[What you are asked to do]
Reproduce all records exactly.

Figure collection entries
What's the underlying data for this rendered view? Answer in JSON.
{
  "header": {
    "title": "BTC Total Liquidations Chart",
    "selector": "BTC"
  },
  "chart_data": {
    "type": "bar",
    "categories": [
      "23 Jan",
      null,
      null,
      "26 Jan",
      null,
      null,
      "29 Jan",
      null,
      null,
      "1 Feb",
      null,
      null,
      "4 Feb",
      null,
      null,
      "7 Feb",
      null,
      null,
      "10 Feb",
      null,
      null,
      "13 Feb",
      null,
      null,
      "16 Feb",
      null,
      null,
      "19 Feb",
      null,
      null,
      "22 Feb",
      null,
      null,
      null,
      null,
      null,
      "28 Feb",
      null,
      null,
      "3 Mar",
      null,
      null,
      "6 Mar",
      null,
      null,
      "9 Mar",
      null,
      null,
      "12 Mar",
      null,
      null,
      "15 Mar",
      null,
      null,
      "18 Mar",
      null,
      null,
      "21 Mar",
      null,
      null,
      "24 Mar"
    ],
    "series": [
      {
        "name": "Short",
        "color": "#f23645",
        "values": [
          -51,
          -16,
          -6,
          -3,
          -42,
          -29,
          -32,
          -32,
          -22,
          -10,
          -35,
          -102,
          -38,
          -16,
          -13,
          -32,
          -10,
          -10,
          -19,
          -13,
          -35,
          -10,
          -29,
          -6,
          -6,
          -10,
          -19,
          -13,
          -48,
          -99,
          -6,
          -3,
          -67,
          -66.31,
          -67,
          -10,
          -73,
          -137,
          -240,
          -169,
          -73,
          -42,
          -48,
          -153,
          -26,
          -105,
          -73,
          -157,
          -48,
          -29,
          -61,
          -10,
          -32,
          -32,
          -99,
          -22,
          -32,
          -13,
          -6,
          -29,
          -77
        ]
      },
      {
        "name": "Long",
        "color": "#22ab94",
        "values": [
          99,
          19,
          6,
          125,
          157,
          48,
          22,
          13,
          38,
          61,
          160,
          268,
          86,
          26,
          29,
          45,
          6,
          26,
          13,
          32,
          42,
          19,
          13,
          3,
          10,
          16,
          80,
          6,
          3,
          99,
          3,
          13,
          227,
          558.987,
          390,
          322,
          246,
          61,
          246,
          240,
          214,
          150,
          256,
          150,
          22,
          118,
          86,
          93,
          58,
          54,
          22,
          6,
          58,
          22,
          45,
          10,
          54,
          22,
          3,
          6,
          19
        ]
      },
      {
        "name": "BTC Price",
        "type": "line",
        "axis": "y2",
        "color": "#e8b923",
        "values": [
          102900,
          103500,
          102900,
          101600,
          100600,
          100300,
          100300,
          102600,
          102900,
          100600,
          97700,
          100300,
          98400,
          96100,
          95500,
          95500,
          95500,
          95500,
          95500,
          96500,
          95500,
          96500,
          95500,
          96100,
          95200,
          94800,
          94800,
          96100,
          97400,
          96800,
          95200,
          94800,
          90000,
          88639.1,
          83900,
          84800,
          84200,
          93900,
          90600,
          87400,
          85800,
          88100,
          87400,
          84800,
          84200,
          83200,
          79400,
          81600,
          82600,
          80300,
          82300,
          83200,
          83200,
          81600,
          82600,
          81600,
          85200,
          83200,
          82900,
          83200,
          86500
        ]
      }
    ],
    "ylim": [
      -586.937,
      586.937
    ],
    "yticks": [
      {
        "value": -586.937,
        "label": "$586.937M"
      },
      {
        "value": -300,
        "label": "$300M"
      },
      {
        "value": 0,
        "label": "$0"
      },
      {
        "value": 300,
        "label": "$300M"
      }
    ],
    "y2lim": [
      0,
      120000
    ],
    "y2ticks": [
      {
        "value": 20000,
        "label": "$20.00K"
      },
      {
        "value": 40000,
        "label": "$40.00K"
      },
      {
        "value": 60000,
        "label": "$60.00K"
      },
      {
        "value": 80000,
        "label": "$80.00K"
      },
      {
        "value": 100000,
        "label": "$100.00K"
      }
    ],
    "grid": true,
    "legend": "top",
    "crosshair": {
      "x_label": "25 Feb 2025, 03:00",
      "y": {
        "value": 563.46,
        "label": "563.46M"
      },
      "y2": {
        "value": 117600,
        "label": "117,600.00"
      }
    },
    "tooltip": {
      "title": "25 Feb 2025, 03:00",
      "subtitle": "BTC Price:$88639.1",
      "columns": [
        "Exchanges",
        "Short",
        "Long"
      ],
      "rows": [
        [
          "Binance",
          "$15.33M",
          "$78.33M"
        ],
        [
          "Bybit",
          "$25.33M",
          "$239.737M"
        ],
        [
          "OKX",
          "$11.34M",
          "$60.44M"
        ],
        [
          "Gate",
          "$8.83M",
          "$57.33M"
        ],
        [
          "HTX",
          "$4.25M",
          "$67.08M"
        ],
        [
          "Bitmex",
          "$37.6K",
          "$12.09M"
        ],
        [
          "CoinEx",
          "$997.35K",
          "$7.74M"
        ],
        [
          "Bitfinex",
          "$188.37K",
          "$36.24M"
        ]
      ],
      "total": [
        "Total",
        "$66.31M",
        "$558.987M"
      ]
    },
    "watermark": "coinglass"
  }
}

[Exercise result]
What's the underlying data for this rendered view? Answer in JSON.
{
  "header": {
    "title": "BTC Total Liquidations Chart",
    "selector": "BTC"
  },
  "chart_data": {
    "type": "bar",
    "categories": [
      "23 Jan",
      null,
      null,
      "26 Jan",
      null,
      null,
      "29 Jan",
      null,
      null,
      "1 Feb",
      null,
      null,
      "4 Feb",
      null,
      null,
      "7 Feb",
      null,
      null,
      "10 Feb",
      null,
      null,
      "13 Feb",
      null,
      null,
      "16 Feb",
      null,
      null,
      "19 Feb",
      null,
      null,
      "22 Feb",
      null,
      null,
      null,
      null,
      null,
      "28 Feb",
      null,
      null,
      "3 Mar",
      null,
      null,
      "6 Mar",
      null,
      null,
      "9 Mar",
      null,
      null,
      "12 Mar",
      null,
      null,
      "15 Mar",
      null,
      null,
      "18 Mar",
      null,
      null,
      "21 Mar",
      null,
      null,
      "24 Mar"
    ],
    "series": [
      {
        "name": "Short",
        "color": "#f23645",
        "values": [
          -51,
          -16,
          -6,
          -3,
          -42,
          -29,
          -32,
          -32,
          -22,
          -10,
          -35,
          -102,
          -38,
          -16,
          -13,
          -32,
          -10,
          -10,
          -19,
          -13,
          -35,
          -10,
          -29,
          -6,
          -6,
          -10,
          -19,
          -13,
          -48,
          -99,
          -6,
          -3,
          -67,
          -66.31,
          -67,
          -10,
          -73,
          -137,
          -240,
          -169,
          -73,
          -42,
          -48,
          -153,
          -26,
          -105,
          -73,
          -157,
          -48,
          -29,
          -61,
          -10,
          -32,
          -32,
          -99,
          -22,
          -32,
          -13,
          -6,
          -29,
          -77
        ]
      },
      {
        "name": "Long",
        "color": "#22ab94",
        "values": [
          99,
          19,
          6,
          125,
          157,
          48,
          22,
          13,
          38,
          61,
          160,
          268,
          86,
          26,
          29,
          45,
          6,
          26,
          13,
          32,
          42,
          19,
          13,
          3,
          10,
          16,
          80,
          6,
          3,
          99,
          3,
          13,
          227,
          558.987,
          390,
          322,
          246,
          61,
          246,
          240,
          214,
          150,
          256,
          150,
          22,
          118,
          86,
          93,
          58,
          54,
          22,
          6,
          58,
          22,
          45,
          10,
          54,
          22,
          3,
          6,
          19
        ]
      },
      {
        "name": "BTC Price",
        "type": "line",
        "axis": "y2",
        "color": "#e8b923",
        "values": [
          102900,
          103500,
          102900,
          101600,
          100600,
          100300,
          100300,
          102600,
          102900,
          100600,
          97700,
          100300,
          98400,
          96100,
          95500,
          95500,
          95500,
          95500,
          95500,
          96500,
          95500,
          96500,
          95500,
          96100,
          95200,
          94800,
          94800,
          96100,
          97400,
          96800,
          95200,
          94800,
          90000,
          88639.1,
          83900,
          84800,
          84200,
          93900,
          90600,
          87400,
          85800,
          88100,
          87400,
          84800,
          84200,
          83200,
          79400,
          81600,
          82600,
          80300,
          82300,
          83200,
          83200,
          81600,
          82600,
          81600,
          85200,
          83200,
          82900,
          83200,
          86500
        ]
      }
    ],
    "ylim": [
      -586.937,
      586.937
    ],
    "yticks": [
      {
        "value": -586.937,
        "label": "$586.937M"
      },
      {
        "value": -300,
        "label": "$300M"
      },
      {
        "value": 0,
        "label": "$0"
      },
      {
        "value": 300,
        "label": "$300M"
      }
    ],
    "y2lim": [
      0,
      120000
    ],
    "y2ticks": [
      {
        "value": 20000,
        "label": "$20.00K"
      },
      {
        "value": 40000,
        "label": "$40.00K"
      },
      {
        "value": 60000,
        "label": "$60.00K"
      },
      {
        "value": 80000,
        "label": "$80.00K"
      },
      {
        "value": 100000,
        "label": "$100.00K"
      }
    ],
    "grid": true,
    "legend": "top",
    "crosshair": {
      "x_label": "25 Feb 2025, 03:00",
      "y": {
        "value": 563.46,
        "label": "563.46M"
      },
      "y2": {
        "value": 117600,
        "label": "117,600.00"
      }
    },
    "tooltip": {
      "title": "25 Feb 2025, 03:00",
      "subtitle": "BTC Price:$88639.1",
      "columns": [
        "Exchanges",
        "Short",
        "Long"
      ],
      "rows": [
        [
          "Binance",
          "$15.33M",
          "$78.33M"
        ],
        [
          "Bybit",
          "$25.33M",
          "$239.737M"
        ],
        [
          "OKX",
          "$11.34M",
          "$60.44M"
        ],
        [
          "Gate",
          "$8.83M",
          "$57.33M"
        ],
        [
          "HTX",
          "$4.25M",
          "$67.08M"
        ],
        [
          "Bitmex",
          "$37.6K",
          "$12.09M"
        ],
        [
          "CoinEx",
          "$997.35K",
          "$7.74M"
        ],
        [
          "Bitfinex",
          "$188.37K",
          "$36.24M"
        ]
      ],
      "total": [
        "Total",
        "$66.31M",
        "$558.987M"
      ]
    },
    "watermark": "coinglass"
  }
}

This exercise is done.